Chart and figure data
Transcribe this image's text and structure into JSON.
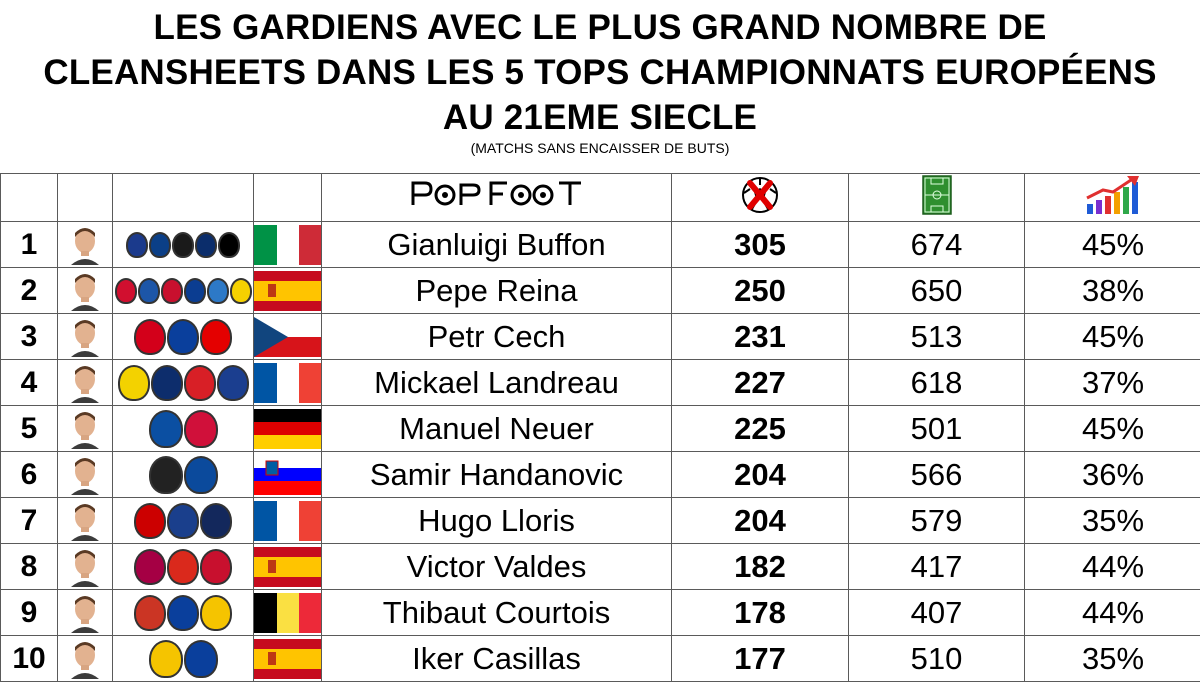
{
  "title": {
    "line1": "LES GARDIENS AVEC LE PLUS GRAND NOMBRE DE",
    "line2": "CLEANSHEETS DANS LES 5 TOPS CHAMPIONNATS EUROPÉENS",
    "line3": "AU 21EME SIECLE",
    "subtitle": "(MATCHS SANS ENCAISSER DE BUTS)"
  },
  "brand": "PopFoot",
  "colors": {
    "border": "#5a5a5a",
    "text": "#000000",
    "background": "#ffffff"
  },
  "header_icons": [
    "no-goal-ball-icon",
    "football-pitch-icon",
    "rising-chart-icon"
  ],
  "rows": [
    {
      "rank": "1",
      "name": "Gianluigi Buffon",
      "cleansheets": "305",
      "matches": "674",
      "pct": "45%",
      "country": "Italy",
      "flag": "it",
      "clubs": [
        "#1b3a8c",
        "#0b3f87",
        "#1a1a1a",
        "#0b2d6b",
        "#000000"
      ]
    },
    {
      "rank": "2",
      "name": "Pepe Reina",
      "cleansheets": "250",
      "matches": "650",
      "pct": "38%",
      "country": "Spain",
      "flag": "es",
      "clubs": [
        "#d10f2f",
        "#1d56a8",
        "#c8102e",
        "#0b3d91",
        "#2d79c7",
        "#f5d100"
      ]
    },
    {
      "rank": "3",
      "name": "Petr Cech",
      "cleansheets": "231",
      "matches": "513",
      "pct": "45%",
      "country": "Czech Republic",
      "flag": "cz",
      "clubs": [
        "#d3001a",
        "#0a3f9c",
        "#e40000"
      ]
    },
    {
      "rank": "4",
      "name": "Mickael Landreau",
      "cleansheets": "227",
      "matches": "618",
      "pct": "37%",
      "country": "France",
      "flag": "fr",
      "clubs": [
        "#f3d200",
        "#0d2d6c",
        "#d81f26",
        "#1b3e8f"
      ]
    },
    {
      "rank": "5",
      "name": "Manuel Neuer",
      "cleansheets": "225",
      "matches": "501",
      "pct": "45%",
      "country": "Germany",
      "flag": "de",
      "clubs": [
        "#0b4fa2",
        "#d0103a"
      ]
    },
    {
      "rank": "6",
      "name": "Samir Handanovic",
      "cleansheets": "204",
      "matches": "566",
      "pct": "36%",
      "country": "Slovenia",
      "flag": "si",
      "clubs": [
        "#222222",
        "#0b4a9c"
      ]
    },
    {
      "rank": "7",
      "name": "Hugo Lloris",
      "cleansheets": "204",
      "matches": "579",
      "pct": "35%",
      "country": "France",
      "flag": "fr",
      "clubs": [
        "#cc0000",
        "#1a3f8c",
        "#13285c"
      ]
    },
    {
      "rank": "8",
      "name": "Victor Valdes",
      "cleansheets": "182",
      "matches": "417",
      "pct": "44%",
      "country": "Spain",
      "flag": "es",
      "clubs": [
        "#a50044",
        "#da291c",
        "#c8102e"
      ]
    },
    {
      "rank": "9",
      "name": "Thibaut Courtois",
      "cleansheets": "178",
      "matches": "407",
      "pct": "44%",
      "country": "Belgium",
      "flag": "be",
      "clubs": [
        "#cb3524",
        "#0a3f9c",
        "#f5c400"
      ]
    },
    {
      "rank": "10",
      "name": "Iker Casillas",
      "cleansheets": "177",
      "matches": "510",
      "pct": "35%",
      "country": "Spain",
      "flag": "es",
      "clubs": [
        "#f5c400",
        "#0a3f9c"
      ]
    }
  ]
}
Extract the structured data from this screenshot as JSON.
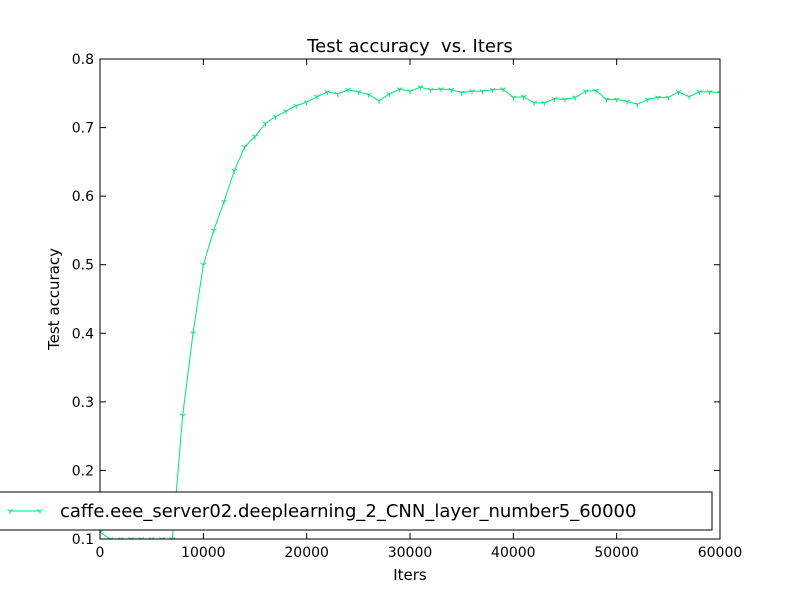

> **WHAT YOU SHOULD DO**:
Pick out all the lines with the word "matches" in them and copy them.

> **FINISHED TASK**:
      "matches": "674",
      "matches": "650",
      "matches": "513",
      "matches": "618",
      "matches": "501",
      "matches": "566",
      "matches": "579",
      "matches": "417",
      "matches": "407",
      "matches": "510",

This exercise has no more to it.